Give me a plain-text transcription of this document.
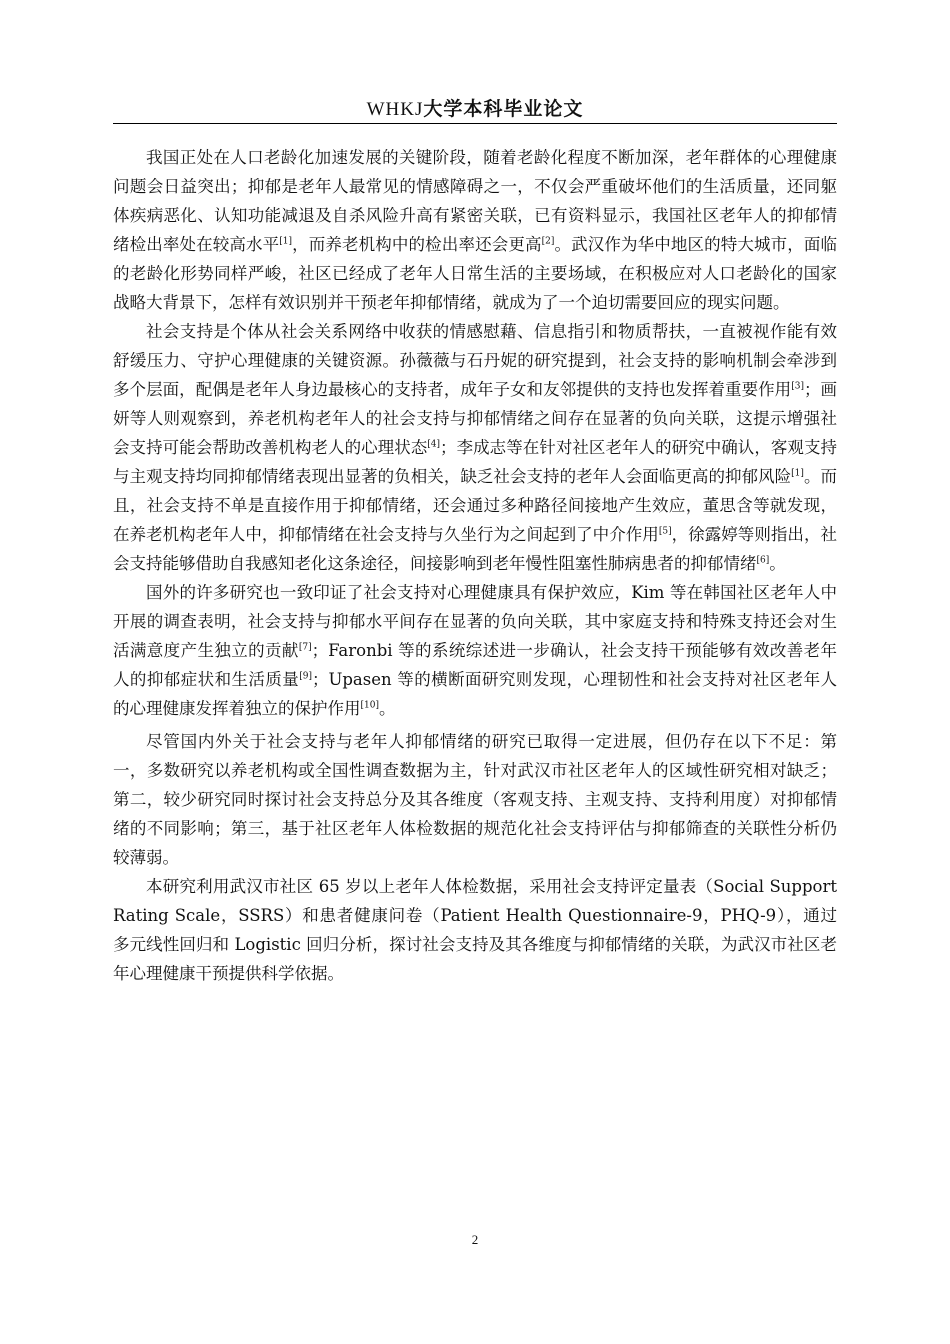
WHKJ大学本科毕业论文

我国正处在人口老龄化加速发展的关键阶段，随着老龄化程度不断加深，老年群体的心理健康问题会日益突出；抑郁是老年人最常见的情感障碍之一，不仅会严重破坏他们的生活质量，还同躯体疾病恶化、认知功能减退及自杀风险升高有紧密关联，已有资料显示，我国社区老年人的抑郁情绪检出率处在较高水平[1]，而养老机构中的检出率还会更高[2]。武汉作为华中地区的特大城市，面临的老龄化形势同样严峻，社区已经成了老年人日常生活的主要场域，在积极应对人口老龄化的国家战略大背景下，怎样有效识别并干预老年抑郁情绪，就成为了一个迫切需要回应的现实问题。

社会支持是个体从社会关系网络中收获的情感慰藉、信息指引和物质帮扶，一直被视作能有效舒缓压力、守护心理健康的关键资源。孙薇薇与石丹妮的研究提到，社会支持的影响机制会牵涉到多个层面，配偶是老年人身边最核心的支持者，成年子女和友邻提供的支持也发挥着重要作用[3]；画妍等人则观察到，养老机构老年人的社会支持与抑郁情绪之间存在显著的负向关联，这提示增强社会支持可能会帮助改善机构老人的心理状态[4]；李成志等在针对社区老年人的研究中确认，客观支持与主观支持均同抑郁情绪表现出显著的负相关，缺乏社会支持的老年人会面临更高的抑郁风险[1]。而且，社会支持不单是直接作用于抑郁情绪，还会通过多种路径间接地产生效应，董思含等就发现，在养老机构老年人中，抑郁情绪在社会支持与久坐行为之间起到了中介作用[5]，徐露婷等则指出，社会支持能够借助自我感知老化这条途径，间接影响到老年慢性阻塞性肺病患者的抑郁情绪[6]。

国外的许多研究也一致印证了社会支持对心理健康具有保护效应，Kim 等在韩国社区老年人中开展的调查表明，社会支持与抑郁水平间存在显著的负向关联，其中家庭支持和特殊支持还会对生活满意度产生独立的贡献[7]；Faronbi 等的系统综述进一步确认，社会支持干预能够有效改善老年人的抑郁症状和生活质量[9]；Upasen 等的横断面研究则发现，心理韧性和社会支持对社区老年人的心理健康发挥着独立的保护作用[10]。

尽管国内外关于社会支持与老年人抑郁情绪的研究已取得一定进展，但仍存在以下不足：第一，多数研究以养老机构或全国性调查数据为主，针对武汉市社区老年人的区域性研究相对缺乏；第二，较少研究同时探讨社会支持总分及其各维度（客观支持、主观支持、支持利用度）对抑郁情绪的不同影响；第三，基于社区老年人体检数据的规范化社会支持评估与抑郁筛查的关联性分析仍较薄弱。

本研究利用武汉市社区 65 岁以上老年人体检数据，采用社会支持评定量表（Social Support Rating Scale，SSRS）和患者健康问卷（Patient Health Questionnaire-9，PHQ-9），通过多元线性回归和 Logistic 回归分析，探讨社会支持及其各维度与抑郁情绪的关联，为武汉市社区老年心理健康干预提供科学依据。

2
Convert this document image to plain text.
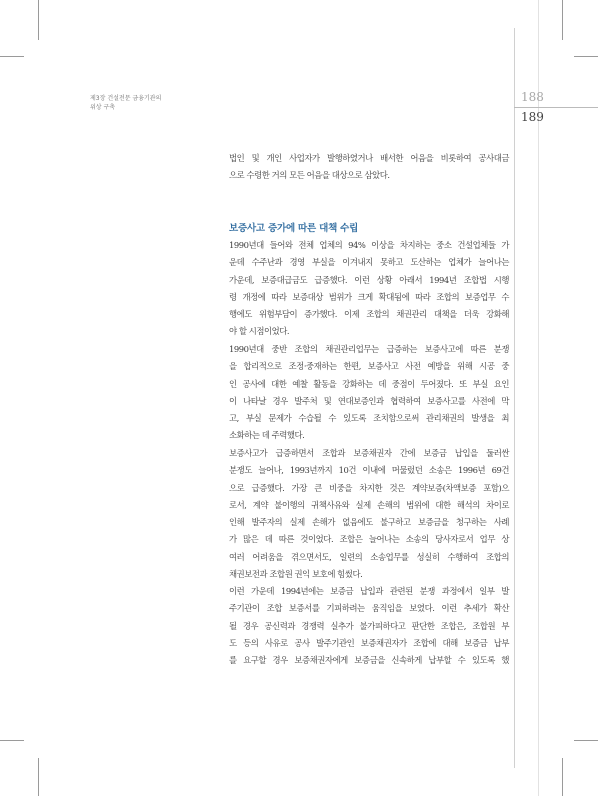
제3장 건설전문 금융기관의
위상 구축
188
189
법인 및 개인 사업자가 발행하였거나 배서한 어음을 비롯하여 공사대금
으로 수령한 거의 모든 어음을 대상으로 삼았다.
보증사고 증가에 따른 대책 수립
1990년대 들어와 전체 업체의 94% 이상을 차지하는 중소 건설업체들 가
운데 수주난과 경영 부실을 이겨내지 못하고 도산하는 업체가 늘어나는
가운데, 보증대급금도 급증했다. 이런 상황 아래서 1994년 조합법 시행
령 개정에 따라 보증대상 범위가 크게 확대됨에 따라 조합의 보증업무 수
행에도 위험부담이 증가했다. 이제 조합의 채권관리 대책을 더욱 강화해
야 할 시점이었다.
1990년대 중반 조합의 채권관리업무는 급증하는 보증사고에 따른 분쟁
을 합리적으로 조정·중재하는 한편, 보증사고 사전 예방을 위해 시공 중
인 공사에 대한 예찰 활동을 강화하는 데 중점이 두어졌다. 또 부실 요인
이 나타날 경우 발주처 및 연대보증인과 협력하여 보증사고를 사전에 막
고, 부실 문제가 수습될 수 있도록 조치함으로써 관리채권의 발생을 최
소화하는 데 주력했다.
보증사고가 급증하면서 조합과 보증채권자 간에 보증금 납입을 둘러싼
분쟁도 늘어나, 1993년까지 10건 이내에 머물렀던 소송은 1996년 69건
으로 급증했다. 가장 큰 비중을 차지한 것은 계약보증(차액보증 포함)으
로서, 계약 불이행의 귀책사유와 실제 손해의 범위에 대한 해석의 차이로
인해 발주자의 실제 손해가 없음에도 불구하고 보증금을 청구하는 사례
가 많은 데 따른 것이었다. 조합은 늘어나는 소송의 당사자로서 업무 상
여러 어려움을 겪으면서도, 일련의 소송업무를 성실히 수행하여 조합의
채권보전과 조합원 권익 보호에 힘썼다.
이런 가운데 1994년에는 보증금 납입과 관련된 분쟁 과정에서 일부 발
주기관이 조합 보증서를 기피하려는 움직임을 보였다. 이런 추세가 확산
될 경우 공신력과 경쟁력 실추가 불가피하다고 판단한 조합은, 조합원 부
도 등의 사유로 공사 발주기관인 보증채권자가 조합에 대해 보증금 납부
를 요구할 경우 보증채권자에게 보증금을 신속하게 납부할 수 있도록 했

Problem description — Find the word "text" in the data and show each line that holds it.

Solution for this exercise —
Give me a plain-text transcription of this document.
Convert this document image to plain text.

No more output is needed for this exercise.